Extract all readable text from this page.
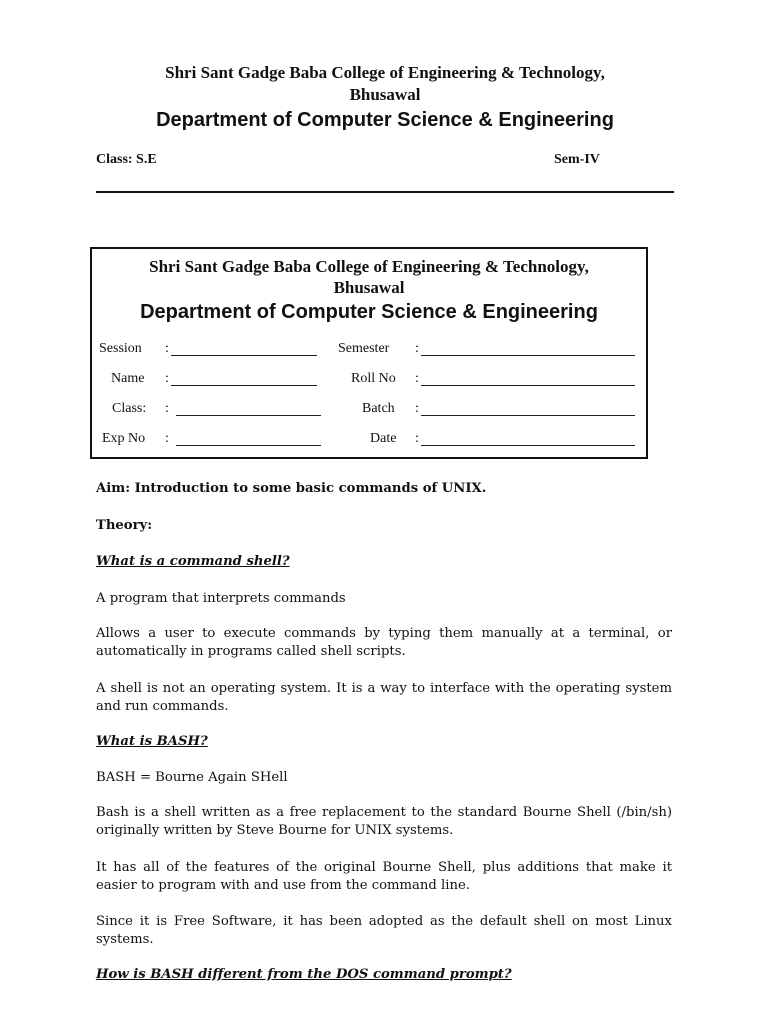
Shri Sant Gadge Baba College of Engineering & Technology,
Bhusawal
Department of Computer Science & Engineering
Class: S.E	Sem-IV
Shri Sant Gadge Baba College of Engineering & Technology,
Bhusawal
Department of Computer Science & Engineering
Session :	Semester :
Name :	Roll No :
Class: :	Batch :
Exp No :	Date :
Aim: Introduction to some basic commands of UNIX.
Theory:
What is a command shell?
A program that interprets commands
Allows a user to execute commands by typing them manually at a terminal, or automatically in programs called shell scripts.
A shell is not an operating system. It is a way to interface with the operating system and run commands.
What is BASH?
BASH = Bourne Again SHell
Bash is a shell written as a free replacement to the standard Bourne Shell (/bin/sh) originally written by Steve Bourne for UNIX systems.
It has all of the features of the original Bourne Shell, plus additions that make it easier to program with and use from the command line.
Since it is Free Software, it has been adopted as the default shell on most Linux systems.
How is BASH different from the DOS command prompt?
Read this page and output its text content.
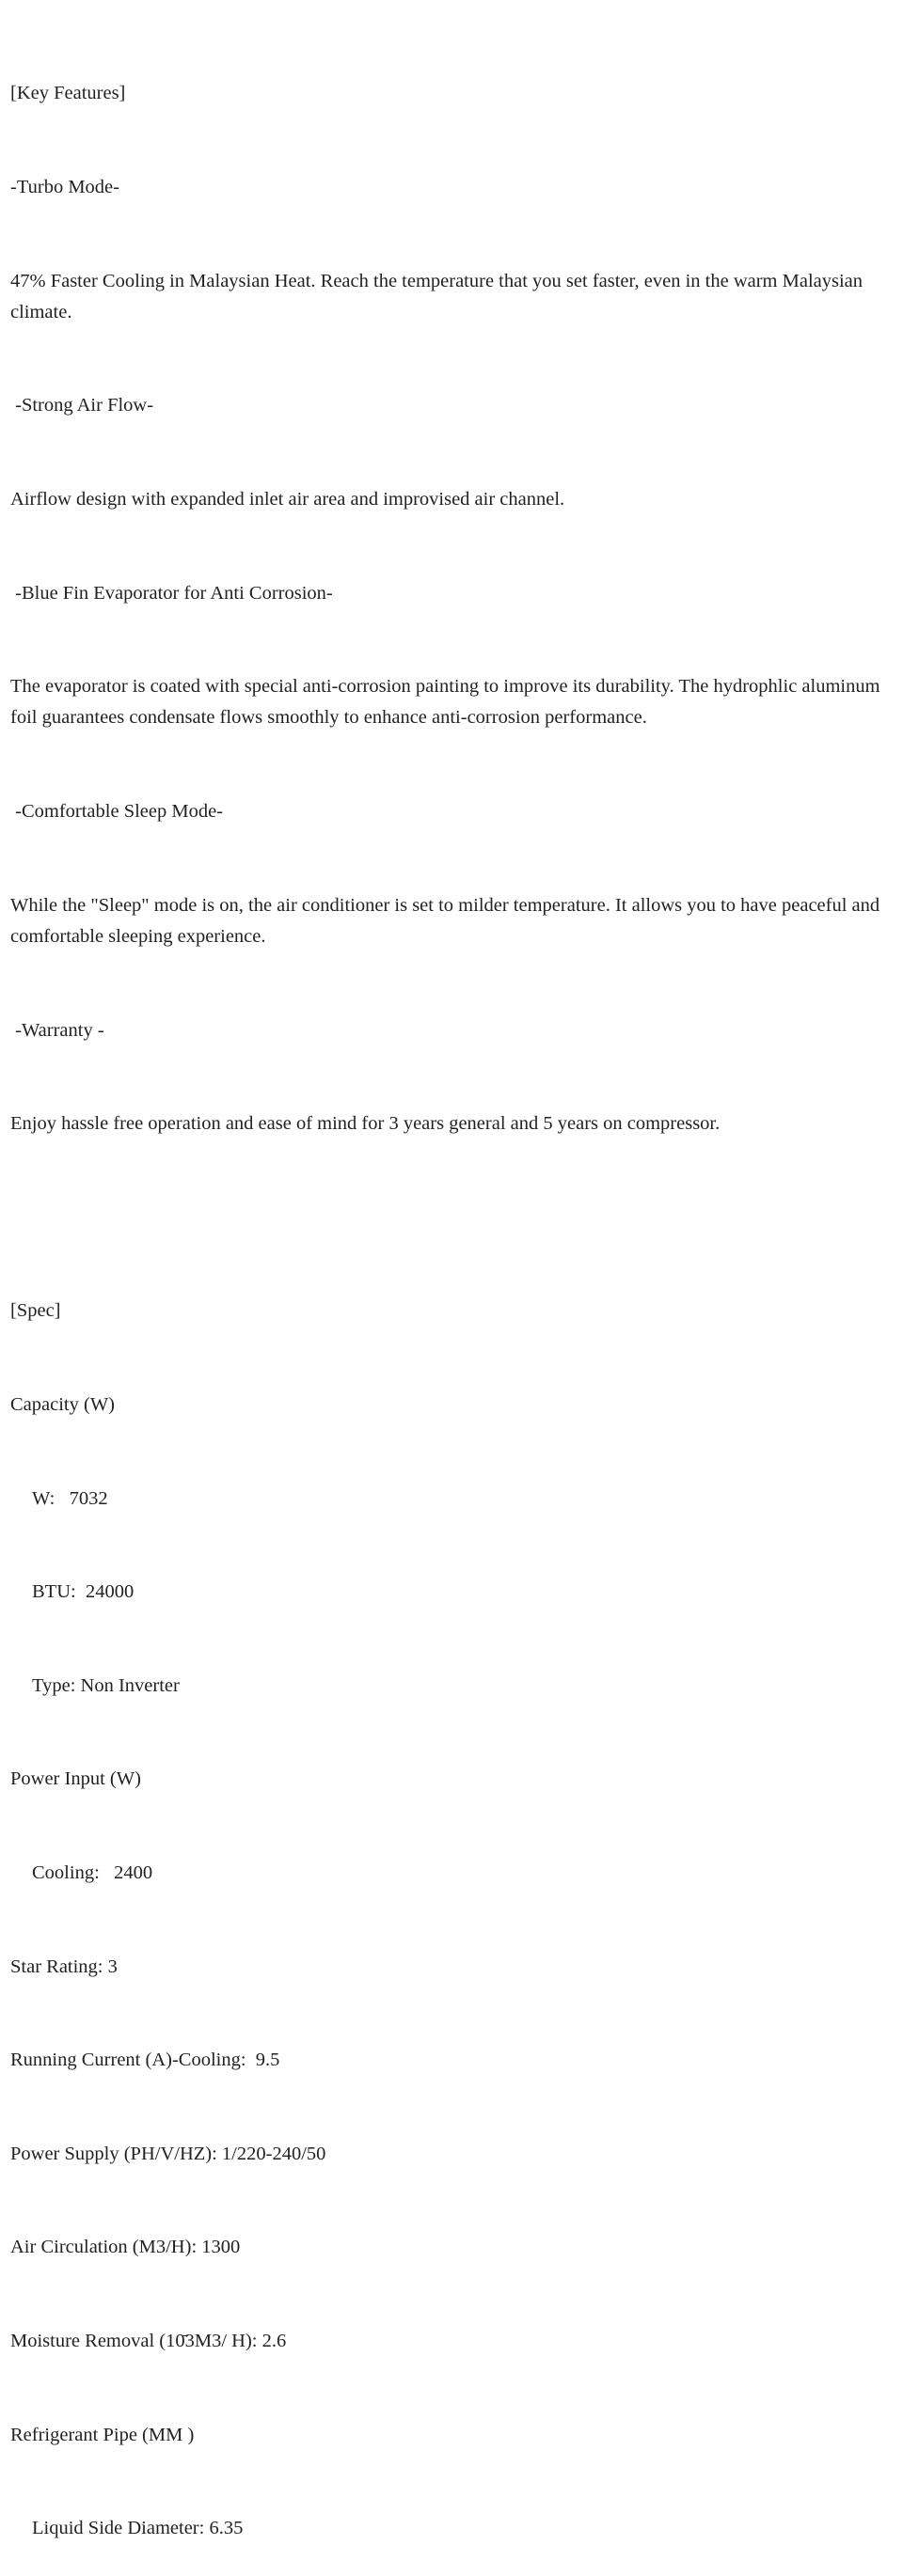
[Key Features]

-Turbo Mode-

47% Faster Cooling in Malaysian Heat. Reach the temperature that you set faster, even in the warm Malaysian climate.

-Strong Air Flow-

Airflow design with expanded inlet air area and improvised air channel.

-Blue Fin Evaporator for Anti Corrosion-

The evaporator is coated with special anti-corrosion painting to improve its durability. The hydrophlic aluminum foil guarantees condensate flows smoothly to enhance anti-corrosion performance.

-Comfortable Sleep Mode-

While the "Sleep" mode is on, the air conditioner is set to milder temperature. It allows you to have peaceful and comfortable sleeping experience.

-Warranty -

Enjoy hassle free operation and ease of mind for 3 years general and 5 years on compressor.

[Spec]

Capacity (W)

W:   7032

BTU:  24000

Type: Non Inverter

Power Input (W)

Cooling:   2400

Star Rating: 3

Running Current (A)-Cooling:  9.5

Power Supply (PH/V/HZ): 1/220-240/50

Air Circulation (M3/H): 1300

Moisture Removal (10̄3M3/ H): 2.6

Refrigerant Pipe (MM )

Liquid Side Diameter: 6.35
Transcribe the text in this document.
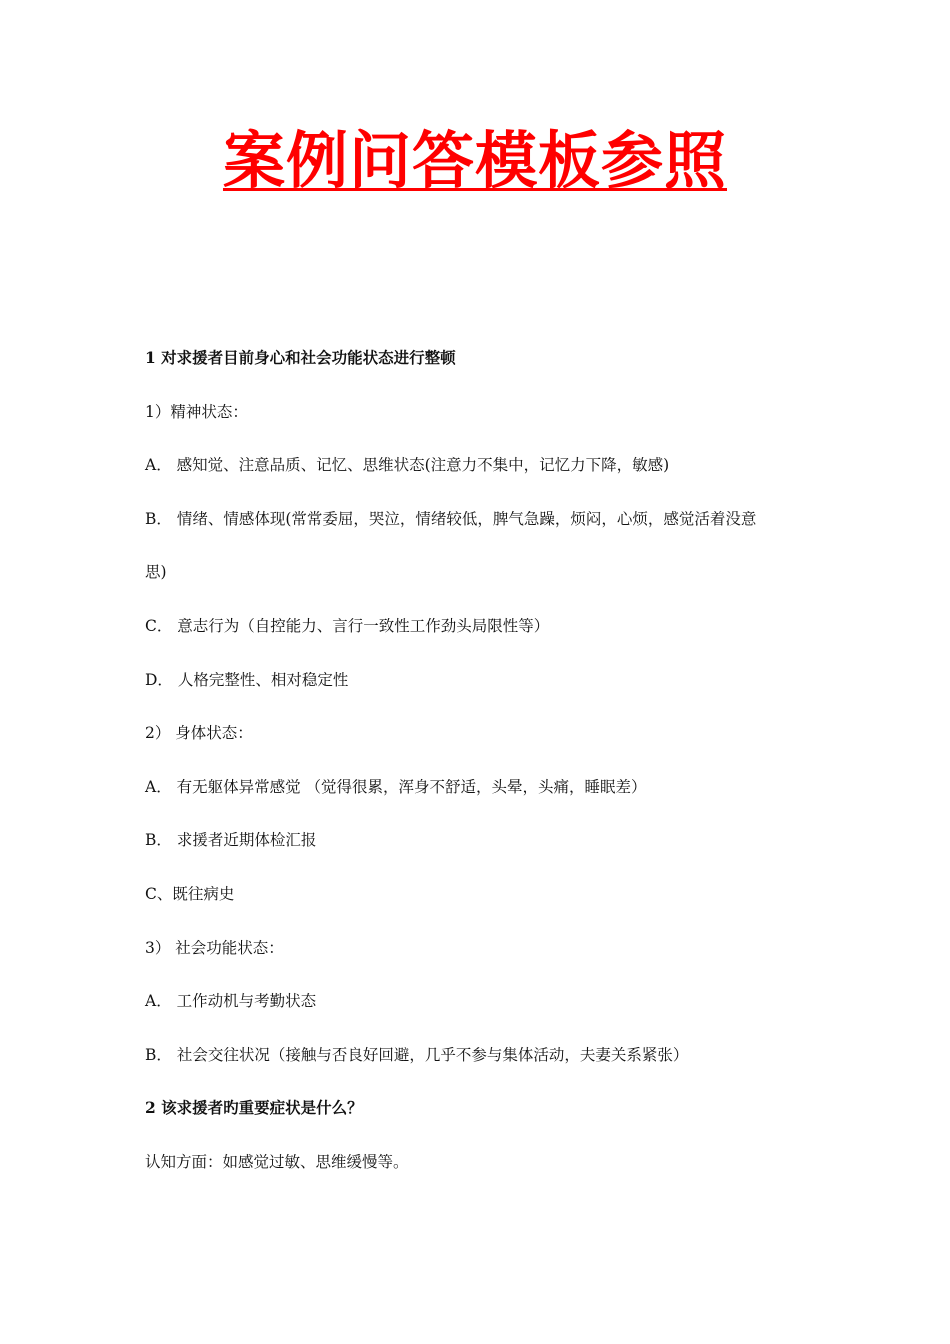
案例问答模板参照
1 对求援者目前身心和社会功能状态进行整顿
1）精神状态：
A． 感知觉、注意品质、记忆、思维状态(注意力不集中，记忆力下降，敏感)
B． 情绪、情感体现(常常委屈，哭泣，情绪较低，脾气急躁，烦闷，心烦，感觉活着没意
思)
C． 意志行为（自控能力、言行一致性工作劲头局限性等）
D． 人格完整性、相对稳定性
2） 身体状态：
A． 有无躯体异常感觉 （觉得很累，浑身不舒适，头晕，头痛，睡眠差）
B． 求援者近期体检汇报
C、既往病史
3） 社会功能状态：
A． 工作动机与考勤状态
B． 社会交往状况（接触与否良好回避，几乎不参与集体活动，夫妻关系紧张）
2 该求援者旳重要症状是什么？
认知方面：如感觉过敏、思维缓慢等。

· · · · ·

Your instructions = Reproduce the records, all of them, word for word; omit the pictures.

Result for this exercise =
Extract all readable text from this page.
Shri Sant Gadge Baba College of Engineering & Technology,
Bhusawal
Department of Computer Science & Engineering
Class: S.E	Sem-IV
Shri Sant Gadge Baba College of Engineering & Technology,
Bhusawal
Department of Computer Science & Engineering
Session :	Semester :
Name :	Roll No :
Class: :	Batch :
Exp No :	Date :
Aim: Introduction to some basic commands of UNIX.
Theory:
What is a command shell?
A program that interprets commands
Allows a user to execute commands by typing them manually at a terminal, or automatically in programs called shell scripts.
A shell is not an operating system. It is a way to interface with the operating system and run commands.
What is BASH?
BASH = Bourne Again SHell
Bash is a shell written as a free replacement to the standard Bourne Shell (/bin/sh) originally written by Steve Bourne for UNIX systems.
It has all of the features of the original Bourne Shell, plus additions that make it easier to program with and use from the command line.
Since it is Free Software, it has been adopted as the default shell on most Linux systems.
How is BASH different from the DOS command prompt?
Read this page and output its text content.
[Key Features]

-Turbo Mode-

47% Faster Cooling in Malaysian Heat. Reach the temperature that you set faster, even in the warm Malaysian climate.

-Strong Air Flow-

Airflow design with expanded inlet air area and improvised air channel.

-Blue Fin Evaporator for Anti Corrosion-

The evaporator is coated with special anti-corrosion painting to improve its durability. The hydrophlic aluminum foil guarantees condensate flows smoothly to enhance anti-corrosion performance.

-Comfortable Sleep Mode-

While the "Sleep" mode is on, the air conditioner is set to milder temperature. It allows you to have peaceful and comfortable sleeping experience.

-Warranty -

Enjoy hassle free operation and ease of mind for 3 years general and 5 years on compressor.

[Spec]

Capacity (W)

W:   7032

BTU:  24000

Type: Non Inverter

Power Input (W)

Cooling:   2400

Star Rating: 3

Running Current (A)-Cooling:  9.5

Power Supply (PH/V/HZ): 1/220-240/50

Air Circulation (M3/H): 1300

Moisture Removal (10̄3M3/ H): 2.6

Refrigerant Pipe (MM )

Liquid Side Diameter: 6.35
Transcribe the text in this document.
案例问答模板参照
1 对求援者目前身心和社会功能状态进行整顿
1）精神状态：
A． 感知觉、注意品质、记忆、思维状态(注意力不集中，记忆力下降，敏感)
B． 情绪、情感体现(常常委屈，哭泣，情绪较低，脾气急躁，烦闷，心烦，感觉活着没意
思)
C． 意志行为（自控能力、言行一致性工作劲头局限性等）
D． 人格完整性、相对稳定性
2） 身体状态：
A． 有无躯体异常感觉 （觉得很累，浑身不舒适，头晕，头痛，睡眠差）
B． 求援者近期体检汇报
C、既往病史
3） 社会功能状态：
A． 工作动机与考勤状态
B． 社会交往状况（接触与否良好回避，几乎不参与集体活动，夫妻关系紧张）
2 该求援者旳重要症状是什么？
认知方面：如感觉过敏、思维缓慢等。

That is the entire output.